The data ▸
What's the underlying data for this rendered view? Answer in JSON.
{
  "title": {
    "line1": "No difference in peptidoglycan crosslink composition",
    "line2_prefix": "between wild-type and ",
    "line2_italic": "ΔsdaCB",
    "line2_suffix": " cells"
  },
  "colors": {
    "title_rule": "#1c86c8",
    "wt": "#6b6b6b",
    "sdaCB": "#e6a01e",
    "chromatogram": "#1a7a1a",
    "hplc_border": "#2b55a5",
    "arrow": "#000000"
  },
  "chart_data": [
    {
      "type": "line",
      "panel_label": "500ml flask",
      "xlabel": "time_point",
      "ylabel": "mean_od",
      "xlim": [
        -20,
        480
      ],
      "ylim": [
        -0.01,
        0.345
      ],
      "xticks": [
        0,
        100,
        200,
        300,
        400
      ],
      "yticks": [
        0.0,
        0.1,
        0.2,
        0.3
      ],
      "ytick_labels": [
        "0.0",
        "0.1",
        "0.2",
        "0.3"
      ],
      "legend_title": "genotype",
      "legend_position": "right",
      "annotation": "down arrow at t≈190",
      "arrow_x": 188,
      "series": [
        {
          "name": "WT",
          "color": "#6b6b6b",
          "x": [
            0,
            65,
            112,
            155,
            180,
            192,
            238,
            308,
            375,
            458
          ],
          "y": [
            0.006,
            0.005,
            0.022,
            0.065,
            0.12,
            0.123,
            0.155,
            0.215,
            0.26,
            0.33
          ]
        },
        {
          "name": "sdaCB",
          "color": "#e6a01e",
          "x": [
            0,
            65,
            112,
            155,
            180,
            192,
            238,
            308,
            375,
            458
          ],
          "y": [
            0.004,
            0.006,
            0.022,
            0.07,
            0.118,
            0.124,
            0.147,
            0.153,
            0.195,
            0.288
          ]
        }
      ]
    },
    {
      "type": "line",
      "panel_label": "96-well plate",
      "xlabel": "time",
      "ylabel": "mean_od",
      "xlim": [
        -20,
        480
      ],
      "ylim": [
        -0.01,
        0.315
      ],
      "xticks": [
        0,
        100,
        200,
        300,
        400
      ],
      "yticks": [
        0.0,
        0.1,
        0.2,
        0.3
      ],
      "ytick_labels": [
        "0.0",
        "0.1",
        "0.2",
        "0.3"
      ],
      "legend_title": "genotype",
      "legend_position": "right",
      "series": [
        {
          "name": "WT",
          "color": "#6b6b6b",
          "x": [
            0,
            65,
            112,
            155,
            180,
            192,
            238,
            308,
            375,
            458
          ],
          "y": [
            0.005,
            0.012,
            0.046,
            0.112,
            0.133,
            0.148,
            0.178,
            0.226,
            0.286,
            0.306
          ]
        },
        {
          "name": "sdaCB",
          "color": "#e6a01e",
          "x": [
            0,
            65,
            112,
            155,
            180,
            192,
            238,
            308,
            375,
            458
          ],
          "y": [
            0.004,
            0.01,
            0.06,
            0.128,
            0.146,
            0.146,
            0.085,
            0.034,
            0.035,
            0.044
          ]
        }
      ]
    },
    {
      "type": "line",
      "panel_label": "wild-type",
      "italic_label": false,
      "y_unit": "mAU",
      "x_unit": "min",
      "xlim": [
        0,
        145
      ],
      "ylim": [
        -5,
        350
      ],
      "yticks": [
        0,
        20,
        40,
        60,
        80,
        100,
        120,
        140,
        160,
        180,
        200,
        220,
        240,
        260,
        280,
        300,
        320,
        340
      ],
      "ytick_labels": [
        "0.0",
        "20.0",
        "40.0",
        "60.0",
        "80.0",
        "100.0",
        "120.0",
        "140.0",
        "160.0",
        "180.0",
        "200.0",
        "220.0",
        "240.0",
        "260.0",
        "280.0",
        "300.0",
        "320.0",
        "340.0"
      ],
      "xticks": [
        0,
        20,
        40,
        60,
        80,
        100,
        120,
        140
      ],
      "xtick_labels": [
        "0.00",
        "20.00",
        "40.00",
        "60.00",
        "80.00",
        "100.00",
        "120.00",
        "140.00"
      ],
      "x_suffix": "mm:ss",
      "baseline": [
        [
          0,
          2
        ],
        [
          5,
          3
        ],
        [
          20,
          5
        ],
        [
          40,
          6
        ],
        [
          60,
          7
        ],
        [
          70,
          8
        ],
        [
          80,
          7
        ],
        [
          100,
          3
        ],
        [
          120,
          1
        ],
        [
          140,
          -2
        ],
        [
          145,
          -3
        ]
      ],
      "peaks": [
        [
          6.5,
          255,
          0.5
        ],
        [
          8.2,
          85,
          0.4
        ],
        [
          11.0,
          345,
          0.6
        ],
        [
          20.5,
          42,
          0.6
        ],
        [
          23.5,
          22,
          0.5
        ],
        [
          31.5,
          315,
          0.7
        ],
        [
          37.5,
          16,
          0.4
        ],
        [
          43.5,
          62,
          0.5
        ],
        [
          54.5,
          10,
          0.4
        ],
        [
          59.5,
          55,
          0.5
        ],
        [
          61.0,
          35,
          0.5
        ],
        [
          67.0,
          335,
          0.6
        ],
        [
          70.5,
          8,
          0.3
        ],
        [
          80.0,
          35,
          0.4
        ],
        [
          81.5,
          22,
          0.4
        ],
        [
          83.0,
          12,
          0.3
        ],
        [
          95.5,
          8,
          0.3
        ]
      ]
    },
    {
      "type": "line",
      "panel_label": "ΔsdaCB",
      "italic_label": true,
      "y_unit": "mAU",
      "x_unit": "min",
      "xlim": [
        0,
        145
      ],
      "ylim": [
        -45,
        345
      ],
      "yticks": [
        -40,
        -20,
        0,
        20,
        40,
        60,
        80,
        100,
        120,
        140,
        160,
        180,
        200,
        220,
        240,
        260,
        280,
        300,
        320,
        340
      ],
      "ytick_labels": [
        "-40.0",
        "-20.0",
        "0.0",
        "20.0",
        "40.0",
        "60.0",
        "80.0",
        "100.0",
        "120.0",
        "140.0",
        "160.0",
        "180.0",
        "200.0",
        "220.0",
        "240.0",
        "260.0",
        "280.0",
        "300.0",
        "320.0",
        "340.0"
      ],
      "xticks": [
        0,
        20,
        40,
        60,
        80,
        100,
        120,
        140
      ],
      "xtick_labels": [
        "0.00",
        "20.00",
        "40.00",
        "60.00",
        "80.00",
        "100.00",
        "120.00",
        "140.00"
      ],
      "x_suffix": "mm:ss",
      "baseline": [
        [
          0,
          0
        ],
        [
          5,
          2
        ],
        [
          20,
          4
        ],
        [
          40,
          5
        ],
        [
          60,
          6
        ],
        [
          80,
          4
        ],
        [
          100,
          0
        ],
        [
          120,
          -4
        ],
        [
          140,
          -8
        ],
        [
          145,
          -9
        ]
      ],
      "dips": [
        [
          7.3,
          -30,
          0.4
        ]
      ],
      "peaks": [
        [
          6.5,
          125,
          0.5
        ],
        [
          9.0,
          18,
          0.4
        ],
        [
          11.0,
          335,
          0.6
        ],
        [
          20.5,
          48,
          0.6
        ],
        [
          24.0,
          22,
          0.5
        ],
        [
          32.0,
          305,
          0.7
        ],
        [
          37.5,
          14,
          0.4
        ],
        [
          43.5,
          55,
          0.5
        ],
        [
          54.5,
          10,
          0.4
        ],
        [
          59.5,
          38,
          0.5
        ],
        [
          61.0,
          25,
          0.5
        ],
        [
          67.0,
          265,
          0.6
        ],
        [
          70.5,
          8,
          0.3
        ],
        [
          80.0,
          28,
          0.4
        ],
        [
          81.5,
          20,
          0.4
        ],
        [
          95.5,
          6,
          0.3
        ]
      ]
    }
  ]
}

Exercise objective ▸
Reproduce the data exactly, omitting nothing.

Result ▸
What's the underlying data for this rendered view? Answer in JSON.
{
  "title": {
    "line1": "No difference in peptidoglycan crosslink composition",
    "line2_prefix": "between wild-type and ",
    "line2_italic": "ΔsdaCB",
    "line2_suffix": " cells"
  },
  "colors": {
    "title_rule": "#1c86c8",
    "wt": "#6b6b6b",
    "sdaCB": "#e6a01e",
    "chromatogram": "#1a7a1a",
    "hplc_border": "#2b55a5",
    "arrow": "#000000"
  },
  "chart_data": [
    {
      "type": "line",
      "panel_label": "500ml flask",
      "xlabel": "time_point",
      "ylabel": "mean_od",
      "xlim": [
        -20,
        480
      ],
      "ylim": [
        -0.01,
        0.345
      ],
      "xticks": [
        0,
        100,
        200,
        300,
        400
      ],
      "yticks": [
        0.0,
        0.1,
        0.2,
        0.3
      ],
      "ytick_labels": [
        "0.0",
        "0.1",
        "0.2",
        "0.3"
      ],
      "legend_title": "genotype",
      "legend_position": "right",
      "annotation": "down arrow at t≈190",
      "arrow_x": 188,
      "series": [
        {
          "name": "WT",
          "color": "#6b6b6b",
          "x": [
            0,
            65,
            112,
            155,
            180,
            192,
            238,
            308,
            375,
            458
          ],
          "y": [
            0.006,
            0.005,
            0.022,
            0.065,
            0.12,
            0.123,
            0.155,
            0.215,
            0.26,
            0.33
          ]
        },
        {
          "name": "sdaCB",
          "color": "#e6a01e",
          "x": [
            0,
            65,
            112,
            155,
            180,
            192,
            238,
            308,
            375,
            458
          ],
          "y": [
            0.004,
            0.006,
            0.022,
            0.07,
            0.118,
            0.124,
            0.147,
            0.153,
            0.195,
            0.288
          ]
        }
      ]
    },
    {
      "type": "line",
      "panel_label": "96-well plate",
      "xlabel": "time",
      "ylabel": "mean_od",
      "xlim": [
        -20,
        480
      ],
      "ylim": [
        -0.01,
        0.315
      ],
      "xticks": [
        0,
        100,
        200,
        300,
        400
      ],
      "yticks": [
        0.0,
        0.1,
        0.2,
        0.3
      ],
      "ytick_labels": [
        "0.0",
        "0.1",
        "0.2",
        "0.3"
      ],
      "legend_title": "genotype",
      "legend_position": "right",
      "series": [
        {
          "name": "WT",
          "color": "#6b6b6b",
          "x": [
            0,
            65,
            112,
            155,
            180,
            192,
            238,
            308,
            375,
            458
          ],
          "y": [
            0.005,
            0.012,
            0.046,
            0.112,
            0.133,
            0.148,
            0.178,
            0.226,
            0.286,
            0.306
          ]
        },
        {
          "name": "sdaCB",
          "color": "#e6a01e",
          "x": [
            0,
            65,
            112,
            155,
            180,
            192,
            238,
            308,
            375,
            458
          ],
          "y": [
            0.004,
            0.01,
            0.06,
            0.128,
            0.146,
            0.146,
            0.085,
            0.034,
            0.035,
            0.044
          ]
        }
      ]
    },
    {
      "type": "line",
      "panel_label": "wild-type",
      "italic_label": false,
      "y_unit": "mAU",
      "x_unit": "min",
      "xlim": [
        0,
        145
      ],
      "ylim": [
        -5,
        350
      ],
      "yticks": [
        0,
        20,
        40,
        60,
        80,
        100,
        120,
        140,
        160,
        180,
        200,
        220,
        240,
        260,
        280,
        300,
        320,
        340
      ],
      "ytick_labels": [
        "0.0",
        "20.0",
        "40.0",
        "60.0",
        "80.0",
        "100.0",
        "120.0",
        "140.0",
        "160.0",
        "180.0",
        "200.0",
        "220.0",
        "240.0",
        "260.0",
        "280.0",
        "300.0",
        "320.0",
        "340.0"
      ],
      "xticks": [
        0,
        20,
        40,
        60,
        80,
        100,
        120,
        140
      ],
      "xtick_labels": [
        "0.00",
        "20.00",
        "40.00",
        "60.00",
        "80.00",
        "100.00",
        "120.00",
        "140.00"
      ],
      "x_suffix": "mm:ss",
      "baseline": [
        [
          0,
          2
        ],
        [
          5,
          3
        ],
        [
          20,
          5
        ],
        [
          40,
          6
        ],
        [
          60,
          7
        ],
        [
          70,
          8
        ],
        [
          80,
          7
        ],
        [
          100,
          3
        ],
        [
          120,
          1
        ],
        [
          140,
          -2
        ],
        [
          145,
          -3
        ]
      ],
      "peaks": [
        [
          6.5,
          255,
          0.5
        ],
        [
          8.2,
          85,
          0.4
        ],
        [
          11.0,
          345,
          0.6
        ],
        [
          20.5,
          42,
          0.6
        ],
        [
          23.5,
          22,
          0.5
        ],
        [
          31.5,
          315,
          0.7
        ],
        [
          37.5,
          16,
          0.4
        ],
        [
          43.5,
          62,
          0.5
        ],
        [
          54.5,
          10,
          0.4
        ],
        [
          59.5,
          55,
          0.5
        ],
        [
          61.0,
          35,
          0.5
        ],
        [
          67.0,
          335,
          0.6
        ],
        [
          70.5,
          8,
          0.3
        ],
        [
          80.0,
          35,
          0.4
        ],
        [
          81.5,
          22,
          0.4
        ],
        [
          83.0,
          12,
          0.3
        ],
        [
          95.5,
          8,
          0.3
        ]
      ]
    },
    {
      "type": "line",
      "panel_label": "ΔsdaCB",
      "italic_label": true,
      "y_unit": "mAU",
      "x_unit": "min",
      "xlim": [
        0,
        145
      ],
      "ylim": [
        -45,
        345
      ],
      "yticks": [
        -40,
        -20,
        0,
        20,
        40,
        60,
        80,
        100,
        120,
        140,
        160,
        180,
        200,
        220,
        240,
        260,
        280,
        300,
        320,
        340
      ],
      "ytick_labels": [
        "-40.0",
        "-20.0",
        "0.0",
        "20.0",
        "40.0",
        "60.0",
        "80.0",
        "100.0",
        "120.0",
        "140.0",
        "160.0",
        "180.0",
        "200.0",
        "220.0",
        "240.0",
        "260.0",
        "280.0",
        "300.0",
        "320.0",
        "340.0"
      ],
      "xticks": [
        0,
        20,
        40,
        60,
        80,
        100,
        120,
        140
      ],
      "xtick_labels": [
        "0.00",
        "20.00",
        "40.00",
        "60.00",
        "80.00",
        "100.00",
        "120.00",
        "140.00"
      ],
      "x_suffix": "mm:ss",
      "baseline": [
        [
          0,
          0
        ],
        [
          5,
          2
        ],
        [
          20,
          4
        ],
        [
          40,
          5
        ],
        [
          60,
          6
        ],
        [
          80,
          4
        ],
        [
          100,
          0
        ],
        [
          120,
          -4
        ],
        [
          140,
          -8
        ],
        [
          145,
          -9
        ]
      ],
      "dips": [
        [
          7.3,
          -30,
          0.4
        ]
      ],
      "peaks": [
        [
          6.5,
          125,
          0.5
        ],
        [
          9.0,
          18,
          0.4
        ],
        [
          11.0,
          335,
          0.6
        ],
        [
          20.5,
          48,
          0.6
        ],
        [
          24.0,
          22,
          0.5
        ],
        [
          32.0,
          305,
          0.7
        ],
        [
          37.5,
          14,
          0.4
        ],
        [
          43.5,
          55,
          0.5
        ],
        [
          54.5,
          10,
          0.4
        ],
        [
          59.5,
          38,
          0.5
        ],
        [
          61.0,
          25,
          0.5
        ],
        [
          67.0,
          265,
          0.6
        ],
        [
          70.5,
          8,
          0.3
        ],
        [
          80.0,
          28,
          0.4
        ],
        [
          81.5,
          20,
          0.4
        ],
        [
          95.5,
          6,
          0.3
        ]
      ]
    }
  ]
}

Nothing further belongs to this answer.